Copy the full set of lines exactly as given.

-- Data records start --

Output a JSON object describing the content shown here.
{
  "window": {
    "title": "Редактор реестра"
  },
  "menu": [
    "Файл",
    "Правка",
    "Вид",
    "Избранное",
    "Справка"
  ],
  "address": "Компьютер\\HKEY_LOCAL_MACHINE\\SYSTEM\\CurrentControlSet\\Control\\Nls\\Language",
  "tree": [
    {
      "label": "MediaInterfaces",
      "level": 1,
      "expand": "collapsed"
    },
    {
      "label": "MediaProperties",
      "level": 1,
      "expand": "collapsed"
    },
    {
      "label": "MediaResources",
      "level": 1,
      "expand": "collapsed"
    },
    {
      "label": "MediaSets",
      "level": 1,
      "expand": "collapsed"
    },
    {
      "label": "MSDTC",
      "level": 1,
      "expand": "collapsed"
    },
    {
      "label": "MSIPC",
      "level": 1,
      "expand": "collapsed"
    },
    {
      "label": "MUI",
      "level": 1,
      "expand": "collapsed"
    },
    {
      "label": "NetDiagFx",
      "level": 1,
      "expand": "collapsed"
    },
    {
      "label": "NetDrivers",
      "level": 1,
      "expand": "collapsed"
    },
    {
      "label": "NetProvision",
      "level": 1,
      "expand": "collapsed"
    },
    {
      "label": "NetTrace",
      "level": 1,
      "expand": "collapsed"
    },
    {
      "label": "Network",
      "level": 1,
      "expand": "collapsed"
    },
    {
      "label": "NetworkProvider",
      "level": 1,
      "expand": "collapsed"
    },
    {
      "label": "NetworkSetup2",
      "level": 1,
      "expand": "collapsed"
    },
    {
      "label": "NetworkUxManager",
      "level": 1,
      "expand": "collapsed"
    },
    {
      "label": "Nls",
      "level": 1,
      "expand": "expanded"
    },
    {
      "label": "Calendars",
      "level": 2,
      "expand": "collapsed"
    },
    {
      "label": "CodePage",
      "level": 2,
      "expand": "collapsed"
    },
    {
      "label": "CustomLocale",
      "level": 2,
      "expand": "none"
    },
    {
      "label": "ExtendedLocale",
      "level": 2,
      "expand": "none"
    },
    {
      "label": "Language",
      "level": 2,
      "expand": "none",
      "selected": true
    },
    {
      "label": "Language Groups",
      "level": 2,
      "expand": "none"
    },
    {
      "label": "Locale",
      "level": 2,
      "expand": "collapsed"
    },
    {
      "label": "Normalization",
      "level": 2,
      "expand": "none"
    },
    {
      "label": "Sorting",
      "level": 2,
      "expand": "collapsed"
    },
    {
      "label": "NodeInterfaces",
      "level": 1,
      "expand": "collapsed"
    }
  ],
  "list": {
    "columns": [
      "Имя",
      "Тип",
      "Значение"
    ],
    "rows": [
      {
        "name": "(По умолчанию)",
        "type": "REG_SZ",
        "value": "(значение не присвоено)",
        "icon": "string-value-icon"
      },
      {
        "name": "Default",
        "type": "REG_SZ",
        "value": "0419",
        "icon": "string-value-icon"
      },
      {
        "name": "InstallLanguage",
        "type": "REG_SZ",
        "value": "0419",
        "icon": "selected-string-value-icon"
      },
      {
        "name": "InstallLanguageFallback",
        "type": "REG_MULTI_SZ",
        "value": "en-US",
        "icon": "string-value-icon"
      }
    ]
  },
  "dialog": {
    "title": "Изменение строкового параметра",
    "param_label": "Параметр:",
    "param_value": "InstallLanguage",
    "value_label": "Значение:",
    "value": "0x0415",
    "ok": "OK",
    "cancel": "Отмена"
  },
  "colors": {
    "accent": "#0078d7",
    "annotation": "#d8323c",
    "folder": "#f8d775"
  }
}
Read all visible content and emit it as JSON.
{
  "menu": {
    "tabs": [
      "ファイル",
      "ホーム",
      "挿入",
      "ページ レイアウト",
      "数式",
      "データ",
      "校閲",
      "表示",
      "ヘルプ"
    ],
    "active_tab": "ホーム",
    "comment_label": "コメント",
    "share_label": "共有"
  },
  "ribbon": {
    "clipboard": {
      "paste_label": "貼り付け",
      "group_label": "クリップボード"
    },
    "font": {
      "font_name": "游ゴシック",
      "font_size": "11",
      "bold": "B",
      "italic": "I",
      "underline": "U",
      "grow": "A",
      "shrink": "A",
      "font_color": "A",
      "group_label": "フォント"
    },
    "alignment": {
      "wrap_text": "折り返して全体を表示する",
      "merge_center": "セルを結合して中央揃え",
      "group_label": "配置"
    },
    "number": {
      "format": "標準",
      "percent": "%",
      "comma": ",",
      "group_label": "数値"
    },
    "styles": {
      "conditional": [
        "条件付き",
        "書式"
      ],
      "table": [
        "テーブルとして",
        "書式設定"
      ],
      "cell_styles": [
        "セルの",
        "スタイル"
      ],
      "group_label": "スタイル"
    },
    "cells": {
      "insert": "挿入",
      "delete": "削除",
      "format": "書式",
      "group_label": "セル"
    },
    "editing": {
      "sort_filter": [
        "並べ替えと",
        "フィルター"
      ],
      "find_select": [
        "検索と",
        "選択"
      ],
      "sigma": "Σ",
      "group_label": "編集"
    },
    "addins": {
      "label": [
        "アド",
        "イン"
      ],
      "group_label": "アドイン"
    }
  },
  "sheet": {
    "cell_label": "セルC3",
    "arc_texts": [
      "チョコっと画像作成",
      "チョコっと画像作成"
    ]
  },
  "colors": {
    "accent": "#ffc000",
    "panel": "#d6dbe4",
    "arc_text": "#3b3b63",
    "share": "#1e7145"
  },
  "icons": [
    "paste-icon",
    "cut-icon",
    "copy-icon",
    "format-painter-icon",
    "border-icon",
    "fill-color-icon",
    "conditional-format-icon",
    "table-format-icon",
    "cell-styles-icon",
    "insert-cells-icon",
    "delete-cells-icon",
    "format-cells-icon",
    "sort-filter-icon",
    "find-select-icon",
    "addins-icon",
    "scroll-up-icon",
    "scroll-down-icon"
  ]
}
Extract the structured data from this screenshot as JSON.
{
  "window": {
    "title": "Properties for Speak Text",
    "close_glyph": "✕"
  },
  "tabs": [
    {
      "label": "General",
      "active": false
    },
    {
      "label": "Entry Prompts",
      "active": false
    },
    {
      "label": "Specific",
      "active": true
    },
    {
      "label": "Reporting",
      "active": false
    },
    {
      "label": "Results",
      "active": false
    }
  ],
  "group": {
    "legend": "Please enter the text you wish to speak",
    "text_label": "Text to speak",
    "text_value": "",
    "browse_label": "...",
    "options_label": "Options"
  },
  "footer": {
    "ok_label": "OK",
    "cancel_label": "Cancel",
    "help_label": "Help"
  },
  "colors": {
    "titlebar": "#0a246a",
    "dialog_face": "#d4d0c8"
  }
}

-- Data records end --

> **Answer to this task**
Output a JSON object describing the content shown here.
{
  "window": {
    "title": "Редактор реестра"
  },
  "menu": [
    "Файл",
    "Правка",
    "Вид",
    "Избранное",
    "Справка"
  ],
  "address": "Компьютер\\HKEY_LOCAL_MACHINE\\SYSTEM\\CurrentControlSet\\Control\\Nls\\Language",
  "tree": [
    {
      "label": "MediaInterfaces",
      "level": 1,
      "expand": "collapsed"
    },
    {
      "label": "MediaProperties",
      "level": 1,
      "expand": "collapsed"
    },
    {
      "label": "MediaResources",
      "level": 1,
      "expand": "collapsed"
    },
    {
      "label": "MediaSets",
      "level": 1,
      "expand": "collapsed"
    },
    {
      "label": "MSDTC",
      "level": 1,
      "expand": "collapsed"
    },
    {
      "label": "MSIPC",
      "level": 1,
      "expand": "collapsed"
    },
    {
      "label": "MUI",
      "level": 1,
      "expand": "collapsed"
    },
    {
      "label": "NetDiagFx",
      "level": 1,
      "expand": "collapsed"
    },
    {
      "label": "NetDrivers",
      "level": 1,
      "expand": "collapsed"
    },
    {
      "label": "NetProvision",
      "level": 1,
      "expand": "collapsed"
    },
    {
      "label": "NetTrace",
      "level": 1,
      "expand": "collapsed"
    },
    {
      "label": "Network",
      "level": 1,
      "expand": "collapsed"
    },
    {
      "label": "NetworkProvider",
      "level": 1,
      "expand": "collapsed"
    },
    {
      "label": "NetworkSetup2",
      "level": 1,
      "expand": "collapsed"
    },
    {
      "label": "NetworkUxManager",
      "level": 1,
      "expand": "collapsed"
    },
    {
      "label": "Nls",
      "level": 1,
      "expand": "expanded"
    },
    {
      "label": "Calendars",
      "level": 2,
      "expand": "collapsed"
    },
    {
      "label": "CodePage",
      "level": 2,
      "expand": "collapsed"
    },
    {
      "label": "CustomLocale",
      "level": 2,
      "expand": "none"
    },
    {
      "label": "ExtendedLocale",
      "level": 2,
      "expand": "none"
    },
    {
      "label": "Language",
      "level": 2,
      "expand": "none",
      "selected": true
    },
    {
      "label": "Language Groups",
      "level": 2,
      "expand": "none"
    },
    {
      "label": "Locale",
      "level": 2,
      "expand": "collapsed"
    },
    {
      "label": "Normalization",
      "level": 2,
      "expand": "none"
    },
    {
      "label": "Sorting",
      "level": 2,
      "expand": "collapsed"
    },
    {
      "label": "NodeInterfaces",
      "level": 1,
      "expand": "collapsed"
    }
  ],
  "list": {
    "columns": [
      "Имя",
      "Тип",
      "Значение"
    ],
    "rows": [
      {
        "name": "(По умолчанию)",
        "type": "REG_SZ",
        "value": "(значение не присвоено)",
        "icon": "string-value-icon"
      },
      {
        "name": "Default",
        "type": "REG_SZ",
        "value": "0419",
        "icon": "string-value-icon"
      },
      {
        "name": "InstallLanguage",
        "type": "REG_SZ",
        "value": "0419",
        "icon": "selected-string-value-icon"
      },
      {
        "name": "InstallLanguageFallback",
        "type": "REG_MULTI_SZ",
        "value": "en-US",
        "icon": "string-value-icon"
      }
    ]
  },
  "dialog": {
    "title": "Изменение строкового параметра",
    "param_label": "Параметр:",
    "param_value": "InstallLanguage",
    "value_label": "Значение:",
    "value": "0x0415",
    "ok": "OK",
    "cancel": "Отмена"
  },
  "colors": {
    "accent": "#0078d7",
    "annotation": "#d8323c",
    "folder": "#f8d775"
  }
}
Read all visible content and emit it as JSON.
{
  "menu": {
    "tabs": [
      "ファイル",
      "ホーム",
      "挿入",
      "ページ レイアウト",
      "数式",
      "データ",
      "校閲",
      "表示",
      "ヘルプ"
    ],
    "active_tab": "ホーム",
    "comment_label": "コメント",
    "share_label": "共有"
  },
  "ribbon": {
    "clipboard": {
      "paste_label": "貼り付け",
      "group_label": "クリップボード"
    },
    "font": {
      "font_name": "游ゴシック",
      "font_size": "11",
      "bold": "B",
      "italic": "I",
      "underline": "U",
      "grow": "A",
      "shrink": "A",
      "font_color": "A",
      "group_label": "フォント"
    },
    "alignment": {
      "wrap_text": "折り返して全体を表示する",
      "merge_center": "セルを結合して中央揃え",
      "group_label": "配置"
    },
    "number": {
      "format": "標準",
      "percent": "%",
      "comma": ",",
      "group_label": "数値"
    },
    "styles": {
      "conditional": [
        "条件付き",
        "書式"
      ],
      "table": [
        "テーブルとして",
        "書式設定"
      ],
      "cell_styles": [
        "セルの",
        "スタイル"
      ],
      "group_label": "スタイル"
    },
    "cells": {
      "insert": "挿入",
      "delete": "削除",
      "format": "書式",
      "group_label": "セル"
    },
    "editing": {
      "sort_filter": [
        "並べ替えと",
        "フィルター"
      ],
      "find_select": [
        "検索と",
        "選択"
      ],
      "sigma": "Σ",
      "group_label": "編集"
    },
    "addins": {
      "label": [
        "アド",
        "イン"
      ],
      "group_label": "アドイン"
    }
  },
  "sheet": {
    "cell_label": "セルC3",
    "arc_texts": [
      "チョコっと画像作成",
      "チョコっと画像作成"
    ]
  },
  "colors": {
    "accent": "#ffc000",
    "panel": "#d6dbe4",
    "arc_text": "#3b3b63",
    "share": "#1e7145"
  },
  "icons": [
    "paste-icon",
    "cut-icon",
    "copy-icon",
    "format-painter-icon",
    "border-icon",
    "fill-color-icon",
    "conditional-format-icon",
    "table-format-icon",
    "cell-styles-icon",
    "insert-cells-icon",
    "delete-cells-icon",
    "format-cells-icon",
    "sort-filter-icon",
    "find-select-icon",
    "addins-icon",
    "scroll-up-icon",
    "scroll-down-icon"
  ]
}
Extract the structured data from this screenshot as JSON.
{
  "window": {
    "title": "Properties for Speak Text",
    "close_glyph": "✕"
  },
  "tabs": [
    {
      "label": "General",
      "active": false
    },
    {
      "label": "Entry Prompts",
      "active": false
    },
    {
      "label": "Specific",
      "active": true
    },
    {
      "label": "Reporting",
      "active": false
    },
    {
      "label": "Results",
      "active": false
    }
  ],
  "group": {
    "legend": "Please enter the text you wish to speak",
    "text_label": "Text to speak",
    "text_value": "",
    "browse_label": "...",
    "options_label": "Options"
  },
  "footer": {
    "ok_label": "OK",
    "cancel_label": "Cancel",
    "help_label": "Help"
  },
  "colors": {
    "titlebar": "#0a246a",
    "dialog_face": "#d4d0c8"
  }
}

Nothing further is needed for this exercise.